# Start of Recorded information

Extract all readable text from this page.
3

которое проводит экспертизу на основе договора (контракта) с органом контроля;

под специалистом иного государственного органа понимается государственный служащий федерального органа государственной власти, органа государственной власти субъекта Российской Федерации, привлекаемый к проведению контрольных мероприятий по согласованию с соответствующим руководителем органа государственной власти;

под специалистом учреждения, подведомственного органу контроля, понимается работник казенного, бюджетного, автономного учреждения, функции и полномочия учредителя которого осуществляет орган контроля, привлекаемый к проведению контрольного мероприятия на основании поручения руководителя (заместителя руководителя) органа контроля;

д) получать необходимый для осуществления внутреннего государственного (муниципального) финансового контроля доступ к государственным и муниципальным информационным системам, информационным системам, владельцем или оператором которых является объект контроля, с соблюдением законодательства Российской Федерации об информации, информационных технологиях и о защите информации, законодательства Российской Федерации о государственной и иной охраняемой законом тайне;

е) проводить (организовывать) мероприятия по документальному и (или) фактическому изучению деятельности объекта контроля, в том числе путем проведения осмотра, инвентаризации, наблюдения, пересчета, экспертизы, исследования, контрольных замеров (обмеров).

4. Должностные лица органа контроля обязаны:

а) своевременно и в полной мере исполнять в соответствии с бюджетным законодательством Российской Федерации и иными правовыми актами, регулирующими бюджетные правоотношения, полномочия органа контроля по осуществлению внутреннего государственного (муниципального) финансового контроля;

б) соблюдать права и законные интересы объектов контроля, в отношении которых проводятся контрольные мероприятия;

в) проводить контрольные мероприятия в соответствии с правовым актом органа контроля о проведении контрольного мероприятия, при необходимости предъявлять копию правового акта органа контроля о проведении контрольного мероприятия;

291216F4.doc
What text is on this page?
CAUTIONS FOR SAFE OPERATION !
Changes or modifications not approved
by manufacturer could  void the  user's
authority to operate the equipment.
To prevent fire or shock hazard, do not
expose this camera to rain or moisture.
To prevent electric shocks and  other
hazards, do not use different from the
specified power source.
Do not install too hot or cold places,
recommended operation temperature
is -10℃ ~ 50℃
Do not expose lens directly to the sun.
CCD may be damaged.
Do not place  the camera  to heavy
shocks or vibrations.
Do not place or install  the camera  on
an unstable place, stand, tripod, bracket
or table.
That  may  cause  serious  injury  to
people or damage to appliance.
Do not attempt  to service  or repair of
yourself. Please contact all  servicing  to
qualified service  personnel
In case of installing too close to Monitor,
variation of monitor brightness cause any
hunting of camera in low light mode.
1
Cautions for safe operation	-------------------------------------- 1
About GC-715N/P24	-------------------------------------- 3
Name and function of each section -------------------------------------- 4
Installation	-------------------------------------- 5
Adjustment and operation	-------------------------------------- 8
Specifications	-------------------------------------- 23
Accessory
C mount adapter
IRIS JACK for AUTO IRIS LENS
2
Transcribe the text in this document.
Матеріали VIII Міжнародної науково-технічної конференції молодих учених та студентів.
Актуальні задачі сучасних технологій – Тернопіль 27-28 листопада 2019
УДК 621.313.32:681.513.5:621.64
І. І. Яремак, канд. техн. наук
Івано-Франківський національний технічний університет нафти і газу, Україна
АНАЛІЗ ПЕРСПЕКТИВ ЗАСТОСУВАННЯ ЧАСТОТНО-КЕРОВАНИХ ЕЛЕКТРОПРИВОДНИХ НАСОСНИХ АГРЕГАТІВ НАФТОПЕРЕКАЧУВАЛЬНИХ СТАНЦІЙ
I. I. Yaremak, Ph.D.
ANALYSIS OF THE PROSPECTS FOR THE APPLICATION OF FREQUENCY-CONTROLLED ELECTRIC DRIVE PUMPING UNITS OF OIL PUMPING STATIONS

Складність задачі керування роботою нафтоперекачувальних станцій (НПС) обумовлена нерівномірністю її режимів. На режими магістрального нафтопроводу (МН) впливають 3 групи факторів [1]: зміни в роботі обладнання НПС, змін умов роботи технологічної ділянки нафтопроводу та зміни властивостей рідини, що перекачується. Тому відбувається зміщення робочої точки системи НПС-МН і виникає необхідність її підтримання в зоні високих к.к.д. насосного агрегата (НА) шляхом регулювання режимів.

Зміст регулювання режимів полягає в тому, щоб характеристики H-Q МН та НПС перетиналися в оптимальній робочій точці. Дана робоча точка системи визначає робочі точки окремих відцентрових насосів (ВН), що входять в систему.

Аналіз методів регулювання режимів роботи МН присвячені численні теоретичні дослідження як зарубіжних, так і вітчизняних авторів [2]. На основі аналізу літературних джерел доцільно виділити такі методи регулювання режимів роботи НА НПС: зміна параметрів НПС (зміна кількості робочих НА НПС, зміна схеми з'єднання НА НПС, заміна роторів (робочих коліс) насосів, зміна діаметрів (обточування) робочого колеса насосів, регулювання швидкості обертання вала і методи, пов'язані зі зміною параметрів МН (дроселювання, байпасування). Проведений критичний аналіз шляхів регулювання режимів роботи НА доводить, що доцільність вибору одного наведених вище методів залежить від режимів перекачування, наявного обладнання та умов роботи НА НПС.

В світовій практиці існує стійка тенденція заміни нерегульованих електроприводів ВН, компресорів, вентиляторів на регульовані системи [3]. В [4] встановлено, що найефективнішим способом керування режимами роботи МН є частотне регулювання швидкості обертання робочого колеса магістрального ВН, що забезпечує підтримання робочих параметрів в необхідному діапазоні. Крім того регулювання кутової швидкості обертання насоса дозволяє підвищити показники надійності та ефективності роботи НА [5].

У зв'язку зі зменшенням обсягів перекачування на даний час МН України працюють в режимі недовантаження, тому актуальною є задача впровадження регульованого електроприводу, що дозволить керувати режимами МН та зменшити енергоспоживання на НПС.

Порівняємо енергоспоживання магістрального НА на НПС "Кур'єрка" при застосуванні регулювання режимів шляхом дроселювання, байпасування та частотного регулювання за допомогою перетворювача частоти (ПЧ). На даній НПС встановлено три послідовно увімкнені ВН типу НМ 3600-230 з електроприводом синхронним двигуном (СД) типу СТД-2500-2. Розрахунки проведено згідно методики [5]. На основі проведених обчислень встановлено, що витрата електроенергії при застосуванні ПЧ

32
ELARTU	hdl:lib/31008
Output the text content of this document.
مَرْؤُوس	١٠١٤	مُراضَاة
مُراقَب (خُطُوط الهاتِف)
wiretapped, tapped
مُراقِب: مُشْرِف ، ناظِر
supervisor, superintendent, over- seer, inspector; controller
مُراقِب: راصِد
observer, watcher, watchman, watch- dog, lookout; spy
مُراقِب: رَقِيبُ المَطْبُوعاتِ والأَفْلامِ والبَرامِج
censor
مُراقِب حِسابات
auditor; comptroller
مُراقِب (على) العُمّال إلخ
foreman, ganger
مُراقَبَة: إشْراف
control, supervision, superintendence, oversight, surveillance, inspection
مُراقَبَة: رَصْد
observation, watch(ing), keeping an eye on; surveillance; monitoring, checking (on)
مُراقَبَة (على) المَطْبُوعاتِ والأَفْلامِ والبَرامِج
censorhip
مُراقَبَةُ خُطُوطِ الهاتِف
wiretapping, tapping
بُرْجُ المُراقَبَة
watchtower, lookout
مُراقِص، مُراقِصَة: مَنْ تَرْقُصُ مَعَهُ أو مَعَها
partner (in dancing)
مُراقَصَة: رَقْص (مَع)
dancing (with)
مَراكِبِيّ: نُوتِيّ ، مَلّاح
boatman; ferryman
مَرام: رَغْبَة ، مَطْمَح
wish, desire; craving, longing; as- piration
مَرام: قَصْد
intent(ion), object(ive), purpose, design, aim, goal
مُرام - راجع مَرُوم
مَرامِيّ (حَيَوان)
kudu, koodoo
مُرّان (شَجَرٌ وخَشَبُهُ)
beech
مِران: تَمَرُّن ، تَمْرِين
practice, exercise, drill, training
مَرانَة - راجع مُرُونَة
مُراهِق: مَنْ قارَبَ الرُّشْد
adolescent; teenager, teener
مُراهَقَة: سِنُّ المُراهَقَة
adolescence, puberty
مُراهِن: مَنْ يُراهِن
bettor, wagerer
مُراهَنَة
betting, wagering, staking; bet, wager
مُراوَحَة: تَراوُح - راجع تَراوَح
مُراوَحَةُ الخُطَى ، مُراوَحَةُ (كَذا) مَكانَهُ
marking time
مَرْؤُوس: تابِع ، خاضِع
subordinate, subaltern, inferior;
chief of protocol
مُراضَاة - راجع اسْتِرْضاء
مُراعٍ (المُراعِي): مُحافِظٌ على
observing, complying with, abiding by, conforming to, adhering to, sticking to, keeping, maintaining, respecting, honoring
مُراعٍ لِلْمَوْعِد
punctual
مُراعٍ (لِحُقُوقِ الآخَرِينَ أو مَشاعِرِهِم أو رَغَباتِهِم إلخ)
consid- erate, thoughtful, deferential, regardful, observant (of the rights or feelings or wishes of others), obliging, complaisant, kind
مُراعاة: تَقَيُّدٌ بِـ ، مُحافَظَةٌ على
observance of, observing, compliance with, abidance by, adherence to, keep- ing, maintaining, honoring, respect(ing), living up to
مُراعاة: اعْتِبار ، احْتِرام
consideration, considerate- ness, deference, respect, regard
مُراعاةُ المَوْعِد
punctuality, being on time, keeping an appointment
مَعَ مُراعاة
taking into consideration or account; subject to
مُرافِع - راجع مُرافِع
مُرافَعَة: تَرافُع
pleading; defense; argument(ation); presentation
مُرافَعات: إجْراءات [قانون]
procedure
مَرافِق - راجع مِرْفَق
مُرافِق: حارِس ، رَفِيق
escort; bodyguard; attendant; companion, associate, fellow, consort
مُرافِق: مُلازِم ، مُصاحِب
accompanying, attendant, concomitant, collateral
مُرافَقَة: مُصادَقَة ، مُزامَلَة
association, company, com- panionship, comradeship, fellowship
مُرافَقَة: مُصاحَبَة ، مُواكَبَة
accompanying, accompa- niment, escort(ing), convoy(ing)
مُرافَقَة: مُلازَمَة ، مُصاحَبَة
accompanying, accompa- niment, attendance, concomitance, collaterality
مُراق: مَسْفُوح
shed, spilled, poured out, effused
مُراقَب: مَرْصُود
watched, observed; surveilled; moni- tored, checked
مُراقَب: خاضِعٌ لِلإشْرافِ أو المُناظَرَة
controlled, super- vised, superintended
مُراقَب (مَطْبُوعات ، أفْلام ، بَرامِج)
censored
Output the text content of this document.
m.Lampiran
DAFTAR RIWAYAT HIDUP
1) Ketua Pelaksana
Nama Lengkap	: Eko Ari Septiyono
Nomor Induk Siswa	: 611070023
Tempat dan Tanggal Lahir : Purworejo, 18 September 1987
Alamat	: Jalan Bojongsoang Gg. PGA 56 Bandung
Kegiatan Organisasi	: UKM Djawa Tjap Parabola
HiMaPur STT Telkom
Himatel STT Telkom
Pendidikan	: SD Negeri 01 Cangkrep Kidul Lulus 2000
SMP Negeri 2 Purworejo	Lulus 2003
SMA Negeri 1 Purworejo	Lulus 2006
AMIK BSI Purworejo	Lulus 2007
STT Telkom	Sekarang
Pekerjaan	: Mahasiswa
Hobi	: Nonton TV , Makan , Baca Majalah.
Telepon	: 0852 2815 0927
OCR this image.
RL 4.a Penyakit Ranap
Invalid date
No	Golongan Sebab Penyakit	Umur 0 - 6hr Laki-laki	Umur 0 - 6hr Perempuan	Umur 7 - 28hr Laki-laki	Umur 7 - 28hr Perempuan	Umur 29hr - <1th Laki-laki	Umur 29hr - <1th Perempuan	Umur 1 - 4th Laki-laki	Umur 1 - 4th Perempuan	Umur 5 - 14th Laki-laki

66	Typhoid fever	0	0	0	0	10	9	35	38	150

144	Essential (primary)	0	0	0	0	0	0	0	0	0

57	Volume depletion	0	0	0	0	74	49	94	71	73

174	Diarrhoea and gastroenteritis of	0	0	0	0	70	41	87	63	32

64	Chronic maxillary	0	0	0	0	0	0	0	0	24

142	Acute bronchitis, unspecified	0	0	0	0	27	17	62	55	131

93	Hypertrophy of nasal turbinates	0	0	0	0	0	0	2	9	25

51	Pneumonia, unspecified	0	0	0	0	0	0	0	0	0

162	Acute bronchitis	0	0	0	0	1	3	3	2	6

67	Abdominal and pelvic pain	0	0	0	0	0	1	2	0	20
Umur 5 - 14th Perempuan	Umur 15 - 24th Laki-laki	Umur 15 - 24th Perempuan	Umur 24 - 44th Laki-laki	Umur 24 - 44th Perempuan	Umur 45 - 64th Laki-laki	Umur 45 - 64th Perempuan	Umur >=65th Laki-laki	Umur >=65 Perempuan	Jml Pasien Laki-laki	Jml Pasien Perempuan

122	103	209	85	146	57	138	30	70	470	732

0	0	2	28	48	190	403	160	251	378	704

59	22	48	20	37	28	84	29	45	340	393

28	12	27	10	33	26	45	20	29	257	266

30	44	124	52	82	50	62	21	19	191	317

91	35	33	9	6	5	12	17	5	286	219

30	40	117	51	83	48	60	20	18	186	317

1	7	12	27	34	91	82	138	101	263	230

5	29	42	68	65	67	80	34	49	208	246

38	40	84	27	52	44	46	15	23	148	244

# End of Recorded information

§ Your goal: Take every line from the records above that has the word "راجع" and copy it.

§ Task answer:
مُرام - راجع مَرُوم
مَرانَة - راجع مُرُونَة
مُراوَحَة: تَراوُح - راجع تَراوَح
مُراضَاة - راجع اسْتِرْضاء
مُرافِع - راجع مُرافِع
مَرافِق - راجع مِرْفَق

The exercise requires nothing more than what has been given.